§ **Task prompt**: Write out the material again exactly, please, and omit the pictures.

§ **The input**:
——

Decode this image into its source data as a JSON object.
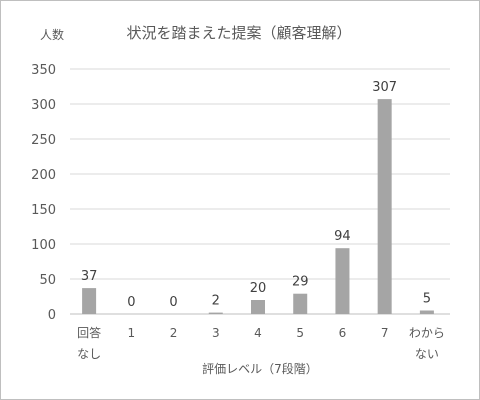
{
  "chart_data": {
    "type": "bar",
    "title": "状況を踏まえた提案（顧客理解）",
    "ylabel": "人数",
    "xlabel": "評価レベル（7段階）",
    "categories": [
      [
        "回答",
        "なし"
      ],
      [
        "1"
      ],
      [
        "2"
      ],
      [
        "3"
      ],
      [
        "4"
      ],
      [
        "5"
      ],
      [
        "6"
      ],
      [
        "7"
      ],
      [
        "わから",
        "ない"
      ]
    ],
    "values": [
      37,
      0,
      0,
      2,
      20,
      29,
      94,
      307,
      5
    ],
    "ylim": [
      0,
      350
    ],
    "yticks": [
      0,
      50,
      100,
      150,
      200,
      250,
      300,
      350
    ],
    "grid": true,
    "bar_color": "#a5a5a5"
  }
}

——

§ **Output**:
Decode this image into its source data as a JSON object.
{
  "chart_data": {
    "type": "bar",
    "title": "状況を踏まえた提案（顧客理解）",
    "ylabel": "人数",
    "xlabel": "評価レベル（7段階）",
    "categories": [
      [
        "回答",
        "なし"
      ],
      [
        "1"
      ],
      [
        "2"
      ],
      [
        "3"
      ],
      [
        "4"
      ],
      [
        "5"
      ],
      [
        "6"
      ],
      [
        "7"
      ],
      [
        "わから",
        "ない"
      ]
    ],
    "values": [
      37,
      0,
      0,
      2,
      20,
      29,
      94,
      307,
      5
    ],
    "ylim": [
      0,
      350
    ],
    "yticks": [
      0,
      50,
      100,
      150,
      200,
      250,
      300,
      350
    ],
    "grid": true,
    "bar_color": "#a5a5a5"
  }
}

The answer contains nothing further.